(Some records)
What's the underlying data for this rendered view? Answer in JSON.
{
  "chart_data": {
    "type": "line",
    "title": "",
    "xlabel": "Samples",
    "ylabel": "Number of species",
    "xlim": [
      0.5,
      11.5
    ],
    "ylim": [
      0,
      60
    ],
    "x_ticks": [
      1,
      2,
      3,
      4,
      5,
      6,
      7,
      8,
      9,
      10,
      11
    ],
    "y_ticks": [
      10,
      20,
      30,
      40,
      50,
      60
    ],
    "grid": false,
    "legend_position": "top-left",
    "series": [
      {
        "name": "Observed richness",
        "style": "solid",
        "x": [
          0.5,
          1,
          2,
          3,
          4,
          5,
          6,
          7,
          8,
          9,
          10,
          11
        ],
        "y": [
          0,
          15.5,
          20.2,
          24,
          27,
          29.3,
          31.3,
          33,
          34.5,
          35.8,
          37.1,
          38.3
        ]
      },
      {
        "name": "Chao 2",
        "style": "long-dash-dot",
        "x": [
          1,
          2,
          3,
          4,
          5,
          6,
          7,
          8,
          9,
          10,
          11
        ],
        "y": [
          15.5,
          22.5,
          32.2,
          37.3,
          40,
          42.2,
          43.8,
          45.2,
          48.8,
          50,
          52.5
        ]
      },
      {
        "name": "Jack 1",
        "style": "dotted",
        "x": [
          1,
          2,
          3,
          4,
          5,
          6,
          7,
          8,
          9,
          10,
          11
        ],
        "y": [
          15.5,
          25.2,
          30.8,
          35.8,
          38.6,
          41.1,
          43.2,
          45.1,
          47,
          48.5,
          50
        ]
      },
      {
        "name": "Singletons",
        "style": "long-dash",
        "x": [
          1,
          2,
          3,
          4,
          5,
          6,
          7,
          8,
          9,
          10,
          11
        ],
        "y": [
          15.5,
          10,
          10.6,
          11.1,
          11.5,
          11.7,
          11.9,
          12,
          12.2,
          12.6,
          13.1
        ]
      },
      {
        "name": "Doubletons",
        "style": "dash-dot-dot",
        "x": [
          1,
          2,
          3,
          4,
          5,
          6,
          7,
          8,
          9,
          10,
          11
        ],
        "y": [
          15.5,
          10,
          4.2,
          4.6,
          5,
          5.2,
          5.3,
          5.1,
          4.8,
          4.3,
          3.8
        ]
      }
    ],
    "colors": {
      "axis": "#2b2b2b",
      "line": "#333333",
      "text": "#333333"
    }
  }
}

Task objective: Check each line above for the string "style", then copy the ones that have it.

Result of this task:
        "style": "solid",
        "style": "long-dash-dot",
        "style": "dotted",
        "style": "long-dash",
        "style": "dash-dot-dot",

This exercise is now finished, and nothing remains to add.